** EXERCISE SET **
**1)** From the passage about the Time Bender type, copy the stretch from "The lesson/challenge of" through "speed without self-judgment." word for word.
**2)** In the Time Bender passage, what does the affirmation give as the purpose of multitasking?

The lesson/challenge of my type is to learn to wait for the next right step and inform before acting, to accept that not all actions will result in the success I envision, to recognize that my role is to find the most efficient way to create, to embrace my inner sense of timing married with action unique to my energy, and to follow at my own correct speed without self-judgment.
What I need from people who love me
-
- Ask me yes or no questions
- Don’t tell me what to do
- Don’t interrupt my flow
- Give me freedom to go at my own speed and don’t try to keep up or hold me back
- Don’t try to make me do one thing at a time or do things the “right” way – it’s correct for me to multitask, skip steps, and experiment
- Just like I inform you, I also need to be informed
- If I forget to inform, trust that I’m not doing anything wrong and that I’ll explain/share once I’m not caught up in my inner flow
- Don’t take my frustration or anger or impatience personally. It’s part of my learning and mastery process
- Trust and respect my instinctive response – it knows what it is truly correct for me
- Support and encourage my need to exercise – I need to burn my energy daily
- Understand:
I need to respond so I need to be asked
I need to practice to get it right
I’m a doer
I need to find the right work
I need to learn how to quit correctly
I might never want to retire
My work needs to support my passion
I’m not a team player by nature
I need to do many things at once
Time Bender Affirmation
I move faster than most people. My speed and ability to create many things simultaneously give me a unique perspective on getting things done on the planet. Because I have a lot of energy, I need a lot of movement to stay healthy and strong. It’s healthy for me to multitask; I need to do more than one thing at a time to move my energy. Not everything that I do will create the result that I’m envisioning. The purpose of multitasking is to burn off my extra energy. The things that are mine to complete and bring to the world will align with my inner sense of timing married with action. I am careful to let the people around me know what I am doing so that they can stand back and let me create at my own speed.

** MATERIAL SHOWN **
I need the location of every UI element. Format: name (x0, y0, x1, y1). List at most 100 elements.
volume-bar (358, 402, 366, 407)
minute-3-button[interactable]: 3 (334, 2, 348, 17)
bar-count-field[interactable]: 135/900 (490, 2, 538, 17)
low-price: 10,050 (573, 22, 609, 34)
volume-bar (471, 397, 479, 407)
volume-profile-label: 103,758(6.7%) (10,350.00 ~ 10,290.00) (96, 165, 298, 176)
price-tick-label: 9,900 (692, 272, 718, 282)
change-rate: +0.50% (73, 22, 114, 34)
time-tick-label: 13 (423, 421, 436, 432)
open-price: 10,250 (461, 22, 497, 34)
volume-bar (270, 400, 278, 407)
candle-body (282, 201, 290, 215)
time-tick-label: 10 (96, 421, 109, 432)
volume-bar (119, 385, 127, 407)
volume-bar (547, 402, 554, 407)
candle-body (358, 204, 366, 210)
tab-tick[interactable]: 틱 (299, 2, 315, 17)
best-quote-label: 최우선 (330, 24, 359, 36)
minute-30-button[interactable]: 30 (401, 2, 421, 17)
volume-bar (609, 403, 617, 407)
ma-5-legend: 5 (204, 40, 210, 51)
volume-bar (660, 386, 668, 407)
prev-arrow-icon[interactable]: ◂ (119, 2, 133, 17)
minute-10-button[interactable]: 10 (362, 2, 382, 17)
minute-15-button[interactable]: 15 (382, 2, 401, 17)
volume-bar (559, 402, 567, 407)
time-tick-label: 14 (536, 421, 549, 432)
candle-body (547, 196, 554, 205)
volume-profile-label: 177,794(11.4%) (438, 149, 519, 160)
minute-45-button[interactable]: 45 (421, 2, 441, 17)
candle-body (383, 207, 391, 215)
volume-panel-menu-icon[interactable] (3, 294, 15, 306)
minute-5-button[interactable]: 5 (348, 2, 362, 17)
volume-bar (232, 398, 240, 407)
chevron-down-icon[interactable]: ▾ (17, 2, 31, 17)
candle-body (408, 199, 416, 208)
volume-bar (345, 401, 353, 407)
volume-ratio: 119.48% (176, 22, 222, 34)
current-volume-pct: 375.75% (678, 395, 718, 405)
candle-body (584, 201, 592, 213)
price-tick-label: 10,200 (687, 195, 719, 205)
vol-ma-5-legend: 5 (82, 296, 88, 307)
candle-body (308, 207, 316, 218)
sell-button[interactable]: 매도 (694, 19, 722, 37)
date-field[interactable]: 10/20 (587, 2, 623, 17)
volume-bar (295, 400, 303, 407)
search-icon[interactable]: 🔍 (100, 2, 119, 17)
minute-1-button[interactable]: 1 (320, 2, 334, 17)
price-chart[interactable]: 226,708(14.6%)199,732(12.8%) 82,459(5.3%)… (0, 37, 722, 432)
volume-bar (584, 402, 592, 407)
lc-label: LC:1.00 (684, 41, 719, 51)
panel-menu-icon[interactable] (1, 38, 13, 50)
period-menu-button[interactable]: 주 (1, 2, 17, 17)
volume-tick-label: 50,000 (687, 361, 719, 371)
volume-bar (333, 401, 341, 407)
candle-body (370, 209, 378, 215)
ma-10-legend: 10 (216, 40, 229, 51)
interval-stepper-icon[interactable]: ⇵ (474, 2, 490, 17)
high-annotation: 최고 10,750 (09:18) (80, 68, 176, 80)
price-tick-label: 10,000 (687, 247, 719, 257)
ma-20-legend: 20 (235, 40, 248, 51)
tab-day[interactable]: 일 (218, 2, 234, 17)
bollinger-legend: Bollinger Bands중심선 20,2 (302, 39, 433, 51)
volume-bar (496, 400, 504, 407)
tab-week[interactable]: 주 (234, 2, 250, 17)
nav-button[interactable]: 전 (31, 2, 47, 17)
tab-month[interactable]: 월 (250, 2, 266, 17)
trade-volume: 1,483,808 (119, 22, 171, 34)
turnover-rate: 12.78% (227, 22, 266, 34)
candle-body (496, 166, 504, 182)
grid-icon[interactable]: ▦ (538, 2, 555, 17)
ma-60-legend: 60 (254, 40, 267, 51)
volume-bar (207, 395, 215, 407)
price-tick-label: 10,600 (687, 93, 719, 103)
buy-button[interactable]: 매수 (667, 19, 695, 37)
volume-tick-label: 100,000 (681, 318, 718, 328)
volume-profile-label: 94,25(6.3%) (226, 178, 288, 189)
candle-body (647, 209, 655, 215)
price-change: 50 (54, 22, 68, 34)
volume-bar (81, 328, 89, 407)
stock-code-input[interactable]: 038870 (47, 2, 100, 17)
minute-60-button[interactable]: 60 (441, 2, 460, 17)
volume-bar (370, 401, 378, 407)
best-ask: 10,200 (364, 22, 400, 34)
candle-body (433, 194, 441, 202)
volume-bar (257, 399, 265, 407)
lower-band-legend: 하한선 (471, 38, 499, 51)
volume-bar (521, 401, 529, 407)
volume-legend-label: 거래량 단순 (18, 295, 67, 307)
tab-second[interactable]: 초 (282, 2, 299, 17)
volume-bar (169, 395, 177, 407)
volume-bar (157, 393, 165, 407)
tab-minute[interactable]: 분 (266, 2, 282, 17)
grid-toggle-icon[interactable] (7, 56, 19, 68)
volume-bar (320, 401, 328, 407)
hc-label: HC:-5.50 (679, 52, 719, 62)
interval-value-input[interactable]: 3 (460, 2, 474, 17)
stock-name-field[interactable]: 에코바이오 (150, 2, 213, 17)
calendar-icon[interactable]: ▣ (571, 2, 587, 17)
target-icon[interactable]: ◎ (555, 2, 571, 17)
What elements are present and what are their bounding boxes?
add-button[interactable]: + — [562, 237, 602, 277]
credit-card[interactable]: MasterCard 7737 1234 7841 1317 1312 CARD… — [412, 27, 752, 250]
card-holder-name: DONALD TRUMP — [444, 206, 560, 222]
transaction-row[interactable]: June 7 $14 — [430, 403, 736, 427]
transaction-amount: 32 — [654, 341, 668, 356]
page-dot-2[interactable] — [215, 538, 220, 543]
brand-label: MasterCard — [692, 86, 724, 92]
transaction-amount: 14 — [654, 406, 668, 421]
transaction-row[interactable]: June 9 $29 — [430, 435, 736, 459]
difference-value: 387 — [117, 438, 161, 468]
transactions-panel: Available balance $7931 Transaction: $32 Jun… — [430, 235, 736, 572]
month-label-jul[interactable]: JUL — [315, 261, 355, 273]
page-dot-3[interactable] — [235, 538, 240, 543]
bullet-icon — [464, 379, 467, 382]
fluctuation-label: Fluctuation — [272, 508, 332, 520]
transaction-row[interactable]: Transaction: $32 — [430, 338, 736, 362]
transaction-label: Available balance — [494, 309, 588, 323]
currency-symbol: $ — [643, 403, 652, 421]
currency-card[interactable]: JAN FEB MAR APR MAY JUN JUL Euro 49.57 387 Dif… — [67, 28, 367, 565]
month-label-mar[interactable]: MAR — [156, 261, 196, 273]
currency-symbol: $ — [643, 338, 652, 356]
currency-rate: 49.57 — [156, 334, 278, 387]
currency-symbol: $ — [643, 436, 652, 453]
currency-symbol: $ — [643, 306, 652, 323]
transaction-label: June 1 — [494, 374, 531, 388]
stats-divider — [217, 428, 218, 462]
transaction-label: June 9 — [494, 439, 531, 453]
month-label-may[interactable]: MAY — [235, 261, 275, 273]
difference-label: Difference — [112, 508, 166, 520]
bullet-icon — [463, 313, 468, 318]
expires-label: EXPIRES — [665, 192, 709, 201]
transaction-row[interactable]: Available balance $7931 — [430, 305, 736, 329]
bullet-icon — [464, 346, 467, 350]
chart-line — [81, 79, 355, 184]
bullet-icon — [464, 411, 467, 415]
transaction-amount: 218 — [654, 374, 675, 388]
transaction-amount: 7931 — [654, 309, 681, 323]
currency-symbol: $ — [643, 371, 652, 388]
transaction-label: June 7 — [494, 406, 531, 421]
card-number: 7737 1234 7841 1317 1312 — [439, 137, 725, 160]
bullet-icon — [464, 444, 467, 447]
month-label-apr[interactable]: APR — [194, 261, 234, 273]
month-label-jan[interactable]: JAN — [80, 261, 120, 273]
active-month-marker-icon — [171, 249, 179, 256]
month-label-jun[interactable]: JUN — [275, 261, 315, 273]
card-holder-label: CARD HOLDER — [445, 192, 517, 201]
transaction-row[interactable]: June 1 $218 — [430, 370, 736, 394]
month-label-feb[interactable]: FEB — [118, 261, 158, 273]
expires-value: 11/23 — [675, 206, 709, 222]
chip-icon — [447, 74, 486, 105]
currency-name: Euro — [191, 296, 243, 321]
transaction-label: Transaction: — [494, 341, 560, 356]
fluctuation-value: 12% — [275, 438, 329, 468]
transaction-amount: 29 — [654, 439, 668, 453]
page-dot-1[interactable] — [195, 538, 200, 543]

** RESULTS OF THE EXERCISE **
**1)**
The lesson/challenge of my type is to learn to wait for the next right step and inform before acting, to accept that not all actions will result in the success I envision, to recognize that my role is to find the most efficient way to create, to embrace my inner sense of timing married with action unique to my energy, and to follow at my own correct speed without self-judgment.

**2)** To burn off extra energy.